▶ **Given information**
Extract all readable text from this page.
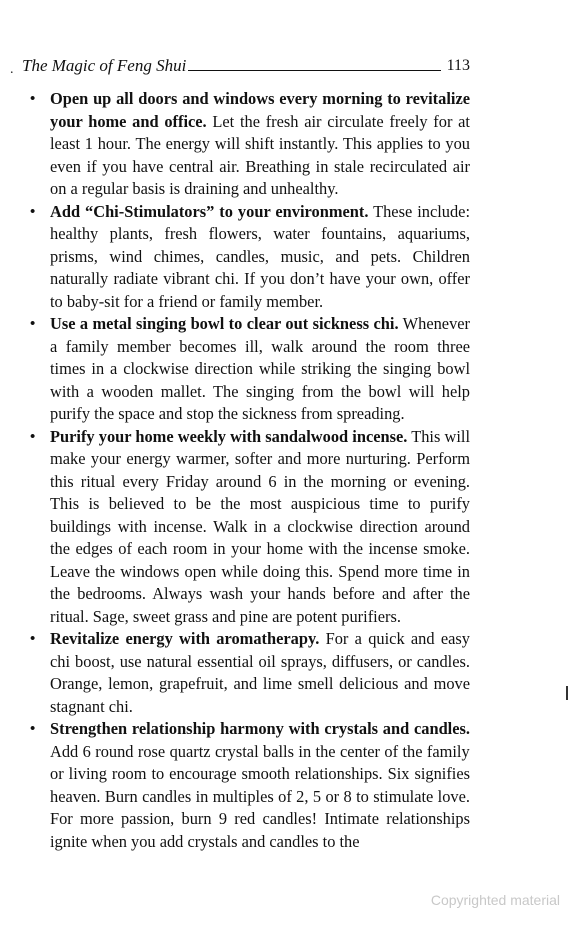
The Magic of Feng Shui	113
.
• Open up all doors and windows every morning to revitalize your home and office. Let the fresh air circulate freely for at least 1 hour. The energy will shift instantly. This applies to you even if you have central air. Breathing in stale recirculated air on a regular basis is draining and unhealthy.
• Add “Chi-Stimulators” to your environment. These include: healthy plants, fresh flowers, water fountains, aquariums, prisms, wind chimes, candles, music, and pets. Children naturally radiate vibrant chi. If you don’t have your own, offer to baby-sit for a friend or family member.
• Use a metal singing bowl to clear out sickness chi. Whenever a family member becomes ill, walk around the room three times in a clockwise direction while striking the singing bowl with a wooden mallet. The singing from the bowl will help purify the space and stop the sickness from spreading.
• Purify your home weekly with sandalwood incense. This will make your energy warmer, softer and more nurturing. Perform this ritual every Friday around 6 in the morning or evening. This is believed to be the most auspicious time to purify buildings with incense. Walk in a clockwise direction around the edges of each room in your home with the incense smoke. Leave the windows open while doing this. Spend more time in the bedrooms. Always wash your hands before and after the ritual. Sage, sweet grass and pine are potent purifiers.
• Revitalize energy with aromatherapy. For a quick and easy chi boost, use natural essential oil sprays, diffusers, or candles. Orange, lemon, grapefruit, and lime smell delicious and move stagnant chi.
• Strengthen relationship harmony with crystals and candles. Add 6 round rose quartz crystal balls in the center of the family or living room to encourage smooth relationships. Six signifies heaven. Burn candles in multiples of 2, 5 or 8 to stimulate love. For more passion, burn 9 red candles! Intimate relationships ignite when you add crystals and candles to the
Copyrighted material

▶ **Goal**
Write out all the entries exactly, except for the pictures.

▶ **Full solution**
Extract all readable text from this page.
The Magic of Feng Shui	113
.
• Open up all doors and windows every morning to revitalize your home and office. Let the fresh air circulate freely for at least 1 hour. The energy will shift instantly. This applies to you even if you have central air. Breathing in stale recirculated air on a regular basis is draining and unhealthy.
• Add “Chi-Stimulators” to your environment. These include: healthy plants, fresh flowers, water fountains, aquariums, prisms, wind chimes, candles, music, and pets. Children naturally radiate vibrant chi. If you don’t have your own, offer to baby-sit for a friend or family member.
• Use a metal singing bowl to clear out sickness chi. Whenever a family member becomes ill, walk around the room three times in a clockwise direction while striking the singing bowl with a wooden mallet. The singing from the bowl will help purify the space and stop the sickness from spreading.
• Purify your home weekly with sandalwood incense. This will make your energy warmer, softer and more nurturing. Perform this ritual every Friday around 6 in the morning or evening. This is believed to be the most auspicious time to purify buildings with incense. Walk in a clockwise direction around the edges of each room in your home with the incense smoke. Leave the windows open while doing this. Spend more time in the bedrooms. Always wash your hands before and after the ritual. Sage, sweet grass and pine are potent purifiers.
• Revitalize energy with aromatherapy. For a quick and easy chi boost, use natural essential oil sprays, diffusers, or candles. Orange, lemon, grapefruit, and lime smell delicious and move stagnant chi.
• Strengthen relationship harmony with crystals and candles. Add 6 round rose quartz crystal balls in the center of the family or living room to encourage smooth relationships. Six signifies heaven. Burn candles in multiples of 2, 5 or 8 to stimulate love. For more passion, burn 9 red candles! Intimate relationships ignite when you add crystals and candles to the
Copyrighted material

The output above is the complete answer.